[begin EXTRACTED ENTRIES]

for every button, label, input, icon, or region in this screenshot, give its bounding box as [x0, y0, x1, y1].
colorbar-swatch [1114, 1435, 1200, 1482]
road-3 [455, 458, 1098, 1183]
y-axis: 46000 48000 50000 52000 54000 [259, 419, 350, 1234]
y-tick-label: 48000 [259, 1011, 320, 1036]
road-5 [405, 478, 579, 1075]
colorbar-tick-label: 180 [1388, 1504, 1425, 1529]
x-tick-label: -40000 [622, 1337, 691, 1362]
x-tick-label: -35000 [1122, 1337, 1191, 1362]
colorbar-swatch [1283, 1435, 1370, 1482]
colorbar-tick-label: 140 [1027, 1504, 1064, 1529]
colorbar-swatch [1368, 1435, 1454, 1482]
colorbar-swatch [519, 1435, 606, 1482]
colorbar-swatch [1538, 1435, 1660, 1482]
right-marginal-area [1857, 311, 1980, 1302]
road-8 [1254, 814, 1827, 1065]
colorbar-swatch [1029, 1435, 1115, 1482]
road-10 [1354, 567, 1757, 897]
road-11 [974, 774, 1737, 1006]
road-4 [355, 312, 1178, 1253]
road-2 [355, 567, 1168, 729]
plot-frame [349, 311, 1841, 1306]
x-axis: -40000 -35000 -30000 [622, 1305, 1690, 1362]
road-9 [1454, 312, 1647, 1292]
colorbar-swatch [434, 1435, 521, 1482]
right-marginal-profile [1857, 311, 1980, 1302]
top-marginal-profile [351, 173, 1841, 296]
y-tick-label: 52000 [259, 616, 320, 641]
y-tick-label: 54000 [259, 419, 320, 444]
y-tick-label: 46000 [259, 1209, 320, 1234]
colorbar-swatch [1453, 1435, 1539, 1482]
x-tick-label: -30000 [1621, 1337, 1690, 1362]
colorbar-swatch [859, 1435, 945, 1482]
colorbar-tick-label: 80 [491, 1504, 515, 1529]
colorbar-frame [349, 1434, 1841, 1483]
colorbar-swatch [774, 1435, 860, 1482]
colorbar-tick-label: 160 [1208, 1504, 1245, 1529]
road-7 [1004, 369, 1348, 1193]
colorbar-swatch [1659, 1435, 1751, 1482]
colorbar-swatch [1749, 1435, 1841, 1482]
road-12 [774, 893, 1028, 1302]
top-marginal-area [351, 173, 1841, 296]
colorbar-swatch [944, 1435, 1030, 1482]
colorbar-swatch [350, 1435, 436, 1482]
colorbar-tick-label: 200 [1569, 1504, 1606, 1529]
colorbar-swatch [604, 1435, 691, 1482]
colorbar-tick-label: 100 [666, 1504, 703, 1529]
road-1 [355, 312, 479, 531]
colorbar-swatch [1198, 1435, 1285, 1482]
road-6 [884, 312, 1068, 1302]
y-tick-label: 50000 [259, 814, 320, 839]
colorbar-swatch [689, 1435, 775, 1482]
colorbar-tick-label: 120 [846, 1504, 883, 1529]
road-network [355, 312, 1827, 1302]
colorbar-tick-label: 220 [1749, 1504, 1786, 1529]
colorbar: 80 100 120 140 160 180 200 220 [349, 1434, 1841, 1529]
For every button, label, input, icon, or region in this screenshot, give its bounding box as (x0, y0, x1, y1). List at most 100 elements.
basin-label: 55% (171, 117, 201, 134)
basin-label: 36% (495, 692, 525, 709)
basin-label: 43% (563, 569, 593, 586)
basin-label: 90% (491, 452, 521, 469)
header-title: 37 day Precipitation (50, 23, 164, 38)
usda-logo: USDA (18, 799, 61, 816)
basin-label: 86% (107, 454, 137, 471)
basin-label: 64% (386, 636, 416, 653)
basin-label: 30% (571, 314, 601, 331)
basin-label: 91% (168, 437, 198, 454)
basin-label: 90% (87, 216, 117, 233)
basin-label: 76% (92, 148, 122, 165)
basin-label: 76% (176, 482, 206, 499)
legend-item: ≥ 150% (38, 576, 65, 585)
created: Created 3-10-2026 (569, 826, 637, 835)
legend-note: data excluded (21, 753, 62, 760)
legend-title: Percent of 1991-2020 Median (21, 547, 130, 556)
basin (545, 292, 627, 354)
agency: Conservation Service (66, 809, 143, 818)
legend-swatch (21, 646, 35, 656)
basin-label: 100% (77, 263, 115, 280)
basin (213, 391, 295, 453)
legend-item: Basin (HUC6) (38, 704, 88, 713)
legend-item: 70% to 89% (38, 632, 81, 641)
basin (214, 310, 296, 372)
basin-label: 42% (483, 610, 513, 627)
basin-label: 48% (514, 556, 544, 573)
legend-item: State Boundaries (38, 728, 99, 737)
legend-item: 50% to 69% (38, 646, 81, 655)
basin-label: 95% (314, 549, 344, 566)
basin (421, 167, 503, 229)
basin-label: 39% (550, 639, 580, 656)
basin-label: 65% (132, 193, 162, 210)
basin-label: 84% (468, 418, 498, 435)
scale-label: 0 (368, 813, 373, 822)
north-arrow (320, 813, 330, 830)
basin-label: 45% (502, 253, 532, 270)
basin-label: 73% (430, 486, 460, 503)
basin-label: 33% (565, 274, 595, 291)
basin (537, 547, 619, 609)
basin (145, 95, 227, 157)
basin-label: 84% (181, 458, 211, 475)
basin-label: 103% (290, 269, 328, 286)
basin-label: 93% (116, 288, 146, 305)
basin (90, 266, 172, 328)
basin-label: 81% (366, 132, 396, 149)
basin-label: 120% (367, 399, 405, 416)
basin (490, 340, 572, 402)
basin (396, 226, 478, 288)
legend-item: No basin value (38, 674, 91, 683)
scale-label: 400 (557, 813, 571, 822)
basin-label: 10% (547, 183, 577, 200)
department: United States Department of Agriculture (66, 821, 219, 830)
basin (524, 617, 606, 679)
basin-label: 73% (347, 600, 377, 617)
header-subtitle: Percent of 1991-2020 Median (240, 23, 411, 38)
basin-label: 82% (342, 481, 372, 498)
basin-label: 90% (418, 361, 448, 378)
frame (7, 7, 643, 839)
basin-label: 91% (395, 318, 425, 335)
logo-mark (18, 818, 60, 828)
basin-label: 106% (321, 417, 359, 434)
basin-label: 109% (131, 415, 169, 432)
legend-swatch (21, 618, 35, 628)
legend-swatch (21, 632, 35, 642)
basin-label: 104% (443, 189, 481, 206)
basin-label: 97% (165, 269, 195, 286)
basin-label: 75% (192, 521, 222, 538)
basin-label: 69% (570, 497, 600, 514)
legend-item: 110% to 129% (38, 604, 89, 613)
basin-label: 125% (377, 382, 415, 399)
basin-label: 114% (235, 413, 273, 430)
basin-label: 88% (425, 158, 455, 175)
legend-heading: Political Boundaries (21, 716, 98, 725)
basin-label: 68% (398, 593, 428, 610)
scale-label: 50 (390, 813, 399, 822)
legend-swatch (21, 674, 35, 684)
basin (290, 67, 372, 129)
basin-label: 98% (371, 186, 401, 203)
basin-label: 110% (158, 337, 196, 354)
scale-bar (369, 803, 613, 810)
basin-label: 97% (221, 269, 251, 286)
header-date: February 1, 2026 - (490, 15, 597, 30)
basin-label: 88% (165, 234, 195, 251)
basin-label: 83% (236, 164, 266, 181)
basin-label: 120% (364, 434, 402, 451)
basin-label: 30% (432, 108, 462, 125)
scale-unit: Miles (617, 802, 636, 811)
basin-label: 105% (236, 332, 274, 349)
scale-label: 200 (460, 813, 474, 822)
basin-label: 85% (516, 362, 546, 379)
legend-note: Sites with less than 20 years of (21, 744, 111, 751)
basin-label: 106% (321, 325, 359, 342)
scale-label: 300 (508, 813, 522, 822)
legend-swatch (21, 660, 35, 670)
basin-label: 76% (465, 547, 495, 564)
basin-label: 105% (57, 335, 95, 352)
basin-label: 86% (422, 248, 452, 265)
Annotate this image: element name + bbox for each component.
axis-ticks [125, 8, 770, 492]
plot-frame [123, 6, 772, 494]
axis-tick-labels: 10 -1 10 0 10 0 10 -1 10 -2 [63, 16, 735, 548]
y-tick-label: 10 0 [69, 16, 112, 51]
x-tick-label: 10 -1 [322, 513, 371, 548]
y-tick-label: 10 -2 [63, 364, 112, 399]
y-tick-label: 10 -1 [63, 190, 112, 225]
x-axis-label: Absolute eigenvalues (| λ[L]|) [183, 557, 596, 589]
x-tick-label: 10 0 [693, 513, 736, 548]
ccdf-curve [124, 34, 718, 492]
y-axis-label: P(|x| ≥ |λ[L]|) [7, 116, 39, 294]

[end EXTRACTED ENTRIES]

SET TASK: Rewrite the entries from the first line through the line with "colorbar-swatch [1368, 1435, 1454, 1482]", swapping "colorbar-tick-label" for "colorbar-label" and keeping everything else the same.

EXPECTED ANSWER:
for every button, label, input, icon, or region in this screenshot, give its bounding box as [x0, y0, x1, y1].
colorbar-swatch [1114, 1435, 1200, 1482]
road-3 [455, 458, 1098, 1183]
y-axis: 46000 48000 50000 52000 54000 [259, 419, 350, 1234]
y-tick-label: 48000 [259, 1011, 320, 1036]
road-5 [405, 478, 579, 1075]
colorbar-label: 180 [1388, 1504, 1425, 1529]
x-tick-label: -40000 [622, 1337, 691, 1362]
x-tick-label: -35000 [1122, 1337, 1191, 1362]
colorbar-swatch [1283, 1435, 1370, 1482]
colorbar-label: 140 [1027, 1504, 1064, 1529]
colorbar-swatch [1368, 1435, 1454, 1482]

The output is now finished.